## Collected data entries
• • • •
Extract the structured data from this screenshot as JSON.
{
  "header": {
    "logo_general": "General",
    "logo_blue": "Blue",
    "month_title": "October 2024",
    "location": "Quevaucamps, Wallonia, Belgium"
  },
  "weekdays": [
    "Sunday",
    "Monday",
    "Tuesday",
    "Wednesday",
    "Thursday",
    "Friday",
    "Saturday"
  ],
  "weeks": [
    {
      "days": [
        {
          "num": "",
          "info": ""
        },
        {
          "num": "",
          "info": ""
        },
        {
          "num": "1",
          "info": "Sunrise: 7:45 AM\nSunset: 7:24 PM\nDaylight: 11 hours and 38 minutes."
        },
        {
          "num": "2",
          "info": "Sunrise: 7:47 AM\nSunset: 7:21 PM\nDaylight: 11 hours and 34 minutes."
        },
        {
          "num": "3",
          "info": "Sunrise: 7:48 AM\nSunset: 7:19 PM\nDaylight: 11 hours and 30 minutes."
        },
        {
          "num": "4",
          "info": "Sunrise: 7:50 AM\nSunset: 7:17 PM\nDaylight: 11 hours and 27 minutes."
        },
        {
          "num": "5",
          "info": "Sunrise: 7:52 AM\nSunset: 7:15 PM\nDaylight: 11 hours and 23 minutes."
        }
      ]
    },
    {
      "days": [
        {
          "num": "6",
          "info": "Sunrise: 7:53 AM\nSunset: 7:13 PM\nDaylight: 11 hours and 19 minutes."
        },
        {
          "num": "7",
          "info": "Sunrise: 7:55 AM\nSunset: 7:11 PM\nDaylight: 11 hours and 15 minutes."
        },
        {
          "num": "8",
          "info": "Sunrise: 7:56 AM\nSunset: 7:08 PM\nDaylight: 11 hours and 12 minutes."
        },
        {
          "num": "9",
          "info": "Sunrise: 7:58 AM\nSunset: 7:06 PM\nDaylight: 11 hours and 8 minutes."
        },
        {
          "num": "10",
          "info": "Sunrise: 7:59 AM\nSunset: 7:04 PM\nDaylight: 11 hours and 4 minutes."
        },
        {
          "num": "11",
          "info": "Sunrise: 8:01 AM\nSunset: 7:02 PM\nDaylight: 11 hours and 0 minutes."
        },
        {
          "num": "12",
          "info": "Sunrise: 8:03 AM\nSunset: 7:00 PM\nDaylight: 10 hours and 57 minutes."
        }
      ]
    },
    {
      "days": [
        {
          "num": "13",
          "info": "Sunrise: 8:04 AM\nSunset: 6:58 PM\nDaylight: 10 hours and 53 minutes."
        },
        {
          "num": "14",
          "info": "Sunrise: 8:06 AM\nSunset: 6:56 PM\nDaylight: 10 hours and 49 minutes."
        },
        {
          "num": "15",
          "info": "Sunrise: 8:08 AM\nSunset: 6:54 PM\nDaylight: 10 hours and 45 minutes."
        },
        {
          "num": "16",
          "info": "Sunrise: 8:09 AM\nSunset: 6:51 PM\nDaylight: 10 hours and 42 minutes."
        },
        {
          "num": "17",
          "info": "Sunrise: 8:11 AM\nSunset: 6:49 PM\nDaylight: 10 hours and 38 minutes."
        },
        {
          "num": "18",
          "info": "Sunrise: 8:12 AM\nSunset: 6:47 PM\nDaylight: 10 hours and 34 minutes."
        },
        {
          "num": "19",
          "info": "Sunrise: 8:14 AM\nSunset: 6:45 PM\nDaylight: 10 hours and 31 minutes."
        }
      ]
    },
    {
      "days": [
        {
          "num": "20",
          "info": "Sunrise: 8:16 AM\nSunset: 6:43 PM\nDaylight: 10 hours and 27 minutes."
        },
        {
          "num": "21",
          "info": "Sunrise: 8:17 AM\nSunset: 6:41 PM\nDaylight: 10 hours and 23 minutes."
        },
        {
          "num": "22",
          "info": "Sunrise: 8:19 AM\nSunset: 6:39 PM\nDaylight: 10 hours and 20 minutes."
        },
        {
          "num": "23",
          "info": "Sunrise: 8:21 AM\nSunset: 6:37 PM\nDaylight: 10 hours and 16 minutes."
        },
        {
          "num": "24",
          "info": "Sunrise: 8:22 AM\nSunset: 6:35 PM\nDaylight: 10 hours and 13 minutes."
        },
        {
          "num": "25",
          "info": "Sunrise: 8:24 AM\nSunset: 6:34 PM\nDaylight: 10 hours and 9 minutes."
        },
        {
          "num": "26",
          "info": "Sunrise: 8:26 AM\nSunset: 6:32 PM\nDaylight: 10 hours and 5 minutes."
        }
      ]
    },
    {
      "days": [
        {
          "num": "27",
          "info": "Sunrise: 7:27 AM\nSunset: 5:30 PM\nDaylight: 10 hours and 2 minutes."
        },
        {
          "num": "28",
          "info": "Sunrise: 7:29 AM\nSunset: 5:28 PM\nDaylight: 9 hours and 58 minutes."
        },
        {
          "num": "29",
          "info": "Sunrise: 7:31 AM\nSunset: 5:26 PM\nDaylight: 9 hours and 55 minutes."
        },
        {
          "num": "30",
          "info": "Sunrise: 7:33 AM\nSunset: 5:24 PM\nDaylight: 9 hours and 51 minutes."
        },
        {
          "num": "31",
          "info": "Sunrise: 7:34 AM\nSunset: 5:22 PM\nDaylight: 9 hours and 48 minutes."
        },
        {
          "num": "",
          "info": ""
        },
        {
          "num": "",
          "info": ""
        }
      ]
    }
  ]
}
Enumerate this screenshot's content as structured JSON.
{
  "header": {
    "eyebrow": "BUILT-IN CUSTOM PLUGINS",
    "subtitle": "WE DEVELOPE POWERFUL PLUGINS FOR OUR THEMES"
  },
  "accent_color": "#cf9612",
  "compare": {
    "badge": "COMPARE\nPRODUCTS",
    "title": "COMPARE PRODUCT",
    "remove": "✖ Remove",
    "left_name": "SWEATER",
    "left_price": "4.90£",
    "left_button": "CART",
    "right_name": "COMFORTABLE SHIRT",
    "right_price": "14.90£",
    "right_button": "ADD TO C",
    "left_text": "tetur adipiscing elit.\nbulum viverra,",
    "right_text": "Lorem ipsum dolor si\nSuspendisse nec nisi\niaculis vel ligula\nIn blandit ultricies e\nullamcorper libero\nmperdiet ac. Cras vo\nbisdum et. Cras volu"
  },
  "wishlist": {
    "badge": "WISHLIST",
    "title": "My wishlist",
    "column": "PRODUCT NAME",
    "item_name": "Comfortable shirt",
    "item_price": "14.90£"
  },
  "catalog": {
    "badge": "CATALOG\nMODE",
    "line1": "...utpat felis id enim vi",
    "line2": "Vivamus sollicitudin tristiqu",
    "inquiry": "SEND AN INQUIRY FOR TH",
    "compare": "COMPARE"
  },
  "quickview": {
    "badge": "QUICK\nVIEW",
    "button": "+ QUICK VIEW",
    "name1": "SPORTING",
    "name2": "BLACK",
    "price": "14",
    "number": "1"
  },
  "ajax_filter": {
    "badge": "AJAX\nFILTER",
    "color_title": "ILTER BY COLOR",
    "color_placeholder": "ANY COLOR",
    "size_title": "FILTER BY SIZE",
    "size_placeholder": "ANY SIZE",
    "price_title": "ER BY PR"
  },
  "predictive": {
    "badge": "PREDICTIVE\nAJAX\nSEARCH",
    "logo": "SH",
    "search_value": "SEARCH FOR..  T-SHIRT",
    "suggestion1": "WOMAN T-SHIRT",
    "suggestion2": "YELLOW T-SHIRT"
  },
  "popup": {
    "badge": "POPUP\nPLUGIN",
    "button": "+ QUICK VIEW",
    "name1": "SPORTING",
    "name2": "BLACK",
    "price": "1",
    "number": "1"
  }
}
• • • •
Read the entries and show each line that mentions "structured".

Extract the structured data from this screenshot as JSON.
Enumerate this screenshot's content as structured JSON.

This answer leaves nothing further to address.